_Short exercise_.
Print all the data, keeping every line exactly as it is.

START Exercise inputs

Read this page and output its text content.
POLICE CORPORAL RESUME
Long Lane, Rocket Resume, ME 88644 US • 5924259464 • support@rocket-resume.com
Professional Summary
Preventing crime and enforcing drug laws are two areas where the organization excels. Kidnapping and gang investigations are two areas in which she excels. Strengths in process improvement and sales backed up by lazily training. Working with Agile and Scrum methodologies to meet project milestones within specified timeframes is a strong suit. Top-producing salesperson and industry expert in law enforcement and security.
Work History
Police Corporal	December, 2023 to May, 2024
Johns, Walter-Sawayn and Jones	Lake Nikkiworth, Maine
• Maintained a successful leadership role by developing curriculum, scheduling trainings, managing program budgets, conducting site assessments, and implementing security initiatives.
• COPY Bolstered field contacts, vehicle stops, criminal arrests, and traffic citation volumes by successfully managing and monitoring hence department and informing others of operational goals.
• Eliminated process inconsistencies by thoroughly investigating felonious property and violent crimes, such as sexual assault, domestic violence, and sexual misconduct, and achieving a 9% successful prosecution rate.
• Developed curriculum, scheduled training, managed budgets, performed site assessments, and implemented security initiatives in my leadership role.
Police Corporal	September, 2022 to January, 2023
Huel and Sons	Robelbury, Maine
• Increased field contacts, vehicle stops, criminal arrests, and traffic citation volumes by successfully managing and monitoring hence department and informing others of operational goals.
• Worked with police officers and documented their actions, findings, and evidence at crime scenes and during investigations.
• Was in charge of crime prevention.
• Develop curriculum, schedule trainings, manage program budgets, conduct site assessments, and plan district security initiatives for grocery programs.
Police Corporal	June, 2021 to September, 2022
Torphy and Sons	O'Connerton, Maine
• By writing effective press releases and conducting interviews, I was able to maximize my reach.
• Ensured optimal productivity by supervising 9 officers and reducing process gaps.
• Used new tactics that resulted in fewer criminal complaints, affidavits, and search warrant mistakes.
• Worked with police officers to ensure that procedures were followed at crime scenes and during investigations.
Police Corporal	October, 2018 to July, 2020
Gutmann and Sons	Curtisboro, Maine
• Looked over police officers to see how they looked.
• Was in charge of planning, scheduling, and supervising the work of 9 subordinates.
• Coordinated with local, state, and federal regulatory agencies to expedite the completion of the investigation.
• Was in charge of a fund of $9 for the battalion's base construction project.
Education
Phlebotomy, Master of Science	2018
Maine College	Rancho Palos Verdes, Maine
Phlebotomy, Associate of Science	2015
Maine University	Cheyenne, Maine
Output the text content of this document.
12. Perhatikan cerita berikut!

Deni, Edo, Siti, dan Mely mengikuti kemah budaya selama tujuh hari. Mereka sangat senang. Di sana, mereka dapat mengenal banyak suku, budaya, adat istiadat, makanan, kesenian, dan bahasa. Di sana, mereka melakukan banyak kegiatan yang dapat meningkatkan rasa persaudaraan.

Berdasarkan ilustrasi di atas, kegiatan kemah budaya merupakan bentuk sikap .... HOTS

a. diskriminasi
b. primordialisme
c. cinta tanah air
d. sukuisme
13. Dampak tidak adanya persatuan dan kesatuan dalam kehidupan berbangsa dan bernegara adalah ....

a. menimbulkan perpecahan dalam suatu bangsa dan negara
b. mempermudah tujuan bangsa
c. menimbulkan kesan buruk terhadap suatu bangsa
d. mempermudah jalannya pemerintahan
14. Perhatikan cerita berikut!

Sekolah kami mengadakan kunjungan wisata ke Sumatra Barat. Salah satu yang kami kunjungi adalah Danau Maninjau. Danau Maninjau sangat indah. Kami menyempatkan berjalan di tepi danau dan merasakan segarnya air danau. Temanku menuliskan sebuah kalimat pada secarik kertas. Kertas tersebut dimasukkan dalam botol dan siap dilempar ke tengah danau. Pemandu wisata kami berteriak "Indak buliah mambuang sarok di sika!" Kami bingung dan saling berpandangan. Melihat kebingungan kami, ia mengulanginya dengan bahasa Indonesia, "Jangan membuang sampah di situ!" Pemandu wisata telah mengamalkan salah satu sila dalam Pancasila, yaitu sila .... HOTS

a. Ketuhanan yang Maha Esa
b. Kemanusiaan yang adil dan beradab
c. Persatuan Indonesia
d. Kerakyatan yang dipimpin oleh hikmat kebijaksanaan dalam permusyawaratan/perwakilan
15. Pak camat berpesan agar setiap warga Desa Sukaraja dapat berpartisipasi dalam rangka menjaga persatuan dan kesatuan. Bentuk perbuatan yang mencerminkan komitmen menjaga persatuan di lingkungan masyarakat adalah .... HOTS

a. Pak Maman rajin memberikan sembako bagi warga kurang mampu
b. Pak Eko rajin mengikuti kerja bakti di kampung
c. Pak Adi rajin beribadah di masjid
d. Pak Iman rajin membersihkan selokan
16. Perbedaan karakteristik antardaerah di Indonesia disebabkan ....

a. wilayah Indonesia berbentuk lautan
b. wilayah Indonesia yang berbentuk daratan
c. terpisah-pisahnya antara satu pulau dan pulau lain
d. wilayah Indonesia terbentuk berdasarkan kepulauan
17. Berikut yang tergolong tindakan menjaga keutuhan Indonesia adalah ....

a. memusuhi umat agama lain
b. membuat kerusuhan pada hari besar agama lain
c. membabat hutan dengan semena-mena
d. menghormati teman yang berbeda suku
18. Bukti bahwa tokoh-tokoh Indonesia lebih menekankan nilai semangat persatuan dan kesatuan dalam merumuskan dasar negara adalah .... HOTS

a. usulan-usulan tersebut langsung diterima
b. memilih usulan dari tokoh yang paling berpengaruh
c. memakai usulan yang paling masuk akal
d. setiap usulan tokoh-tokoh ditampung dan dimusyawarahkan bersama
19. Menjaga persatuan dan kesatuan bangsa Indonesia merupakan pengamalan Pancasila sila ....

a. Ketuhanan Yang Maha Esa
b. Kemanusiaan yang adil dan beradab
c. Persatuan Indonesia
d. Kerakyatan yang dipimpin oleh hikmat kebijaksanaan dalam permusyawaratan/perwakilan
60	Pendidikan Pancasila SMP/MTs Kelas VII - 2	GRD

END Exercise inputs

_The completed task_.
Read this page and output its text content.
POLICE CORPORAL RESUME
Long Lane, Rocket Resume, ME 88644 US • 5924259464 • support@rocket-resume.com
Professional Summary
Preventing crime and enforcing drug laws are two areas where the organization excels. Kidnapping and gang investigations are two areas in which she excels. Strengths in process improvement and sales backed up by lazily training. Working with Agile and Scrum methodologies to meet project milestones within specified timeframes is a strong suit. Top-producing salesperson and industry expert in law enforcement and security.
Work History
Police Corporal	December, 2023 to May, 2024
Johns, Walter-Sawayn and Jones	Lake Nikkiworth, Maine
• Maintained a successful leadership role by developing curriculum, scheduling trainings, managing program budgets, conducting site assessments, and implementing security initiatives.
• COPY Bolstered field contacts, vehicle stops, criminal arrests, and traffic citation volumes by successfully managing and monitoring hence department and informing others of operational goals.
• Eliminated process inconsistencies by thoroughly investigating felonious property and violent crimes, such as sexual assault, domestic violence, and sexual misconduct, and achieving a 9% successful prosecution rate.
• Developed curriculum, scheduled training, managed budgets, performed site assessments, and implemented security initiatives in my leadership role.
Police Corporal	September, 2022 to January, 2023
Huel and Sons	Robelbury, Maine
• Increased field contacts, vehicle stops, criminal arrests, and traffic citation volumes by successfully managing and monitoring hence department and informing others of operational goals.
• Worked with police officers and documented their actions, findings, and evidence at crime scenes and during investigations.
• Was in charge of crime prevention.
• Develop curriculum, schedule trainings, manage program budgets, conduct site assessments, and plan district security initiatives for grocery programs.
Police Corporal	June, 2021 to September, 2022
Torphy and Sons	O'Connerton, Maine
• By writing effective press releases and conducting interviews, I was able to maximize my reach.
• Ensured optimal productivity by supervising 9 officers and reducing process gaps.
• Used new tactics that resulted in fewer criminal complaints, affidavits, and search warrant mistakes.
• Worked with police officers to ensure that procedures were followed at crime scenes and during investigations.
Police Corporal	October, 2018 to July, 2020
Gutmann and Sons	Curtisboro, Maine
• Looked over police officers to see how they looked.
• Was in charge of planning, scheduling, and supervising the work of 9 subordinates.
• Coordinated with local, state, and federal regulatory agencies to expedite the completion of the investigation.
• Was in charge of a fund of $9 for the battalion's base construction project.
Education
Phlebotomy, Master of Science	2018
Maine College	Rancho Palos Verdes, Maine
Phlebotomy, Associate of Science	2015
Maine University	Cheyenne, Maine
Output the text content of this document.
12. Perhatikan cerita berikut!

Deni, Edo, Siti, dan Mely mengikuti kemah budaya selama tujuh hari. Mereka sangat senang. Di sana, mereka dapat mengenal banyak suku, budaya, adat istiadat, makanan, kesenian, dan bahasa. Di sana, mereka melakukan banyak kegiatan yang dapat meningkatkan rasa persaudaraan.

Berdasarkan ilustrasi di atas, kegiatan kemah budaya merupakan bentuk sikap .... HOTS

a. diskriminasi
b. primordialisme
c. cinta tanah air
d. sukuisme
13. Dampak tidak adanya persatuan dan kesatuan dalam kehidupan berbangsa dan bernegara adalah ....

a. menimbulkan perpecahan dalam suatu bangsa dan negara
b. mempermudah tujuan bangsa
c. menimbulkan kesan buruk terhadap suatu bangsa
d. mempermudah jalannya pemerintahan
14. Perhatikan cerita berikut!

Sekolah kami mengadakan kunjungan wisata ke Sumatra Barat. Salah satu yang kami kunjungi adalah Danau Maninjau. Danau Maninjau sangat indah. Kami menyempatkan berjalan di tepi danau dan merasakan segarnya air danau. Temanku menuliskan sebuah kalimat pada secarik kertas. Kertas tersebut dimasukkan dalam botol dan siap dilempar ke tengah danau. Pemandu wisata kami berteriak "Indak buliah mambuang sarok di sika!" Kami bingung dan saling berpandangan. Melihat kebingungan kami, ia mengulanginya dengan bahasa Indonesia, "Jangan membuang sampah di situ!" Pemandu wisata telah mengamalkan salah satu sila dalam Pancasila, yaitu sila .... HOTS

a. Ketuhanan yang Maha Esa
b. Kemanusiaan yang adil dan beradab
c. Persatuan Indonesia
d. Kerakyatan yang dipimpin oleh hikmat kebijaksanaan dalam permusyawaratan/perwakilan
15. Pak camat berpesan agar setiap warga Desa Sukaraja dapat berpartisipasi dalam rangka menjaga persatuan dan kesatuan. Bentuk perbuatan yang mencerminkan komitmen menjaga persatuan di lingkungan masyarakat adalah .... HOTS

a. Pak Maman rajin memberikan sembako bagi warga kurang mampu
b. Pak Eko rajin mengikuti kerja bakti di kampung
c. Pak Adi rajin beribadah di masjid
d. Pak Iman rajin membersihkan selokan
16. Perbedaan karakteristik antardaerah di Indonesia disebabkan ....

a. wilayah Indonesia berbentuk lautan
b. wilayah Indonesia yang berbentuk daratan
c. terpisah-pisahnya antara satu pulau dan pulau lain
d. wilayah Indonesia terbentuk berdasarkan kepulauan
17. Berikut yang tergolong tindakan menjaga keutuhan Indonesia adalah ....

a. memusuhi umat agama lain
b. membuat kerusuhan pada hari besar agama lain
c. membabat hutan dengan semena-mena
d. menghormati teman yang berbeda suku
18. Bukti bahwa tokoh-tokoh Indonesia lebih menekankan nilai semangat persatuan dan kesatuan dalam merumuskan dasar negara adalah .... HOTS

a. usulan-usulan tersebut langsung diterima
b. memilih usulan dari tokoh yang paling berpengaruh
c. memakai usulan yang paling masuk akal
d. setiap usulan tokoh-tokoh ditampung dan dimusyawarahkan bersama
19. Menjaga persatuan dan kesatuan bangsa Indonesia merupakan pengamalan Pancasila sila ....

a. Ketuhanan Yang Maha Esa
b. Kemanusiaan yang adil dan beradab
c. Persatuan Indonesia
d. Kerakyatan yang dipimpin oleh hikmat kebijaksanaan dalam permusyawaratan/perwakilan
60	Pendidikan Pancasila SMP/MTs Kelas VII - 2	GRD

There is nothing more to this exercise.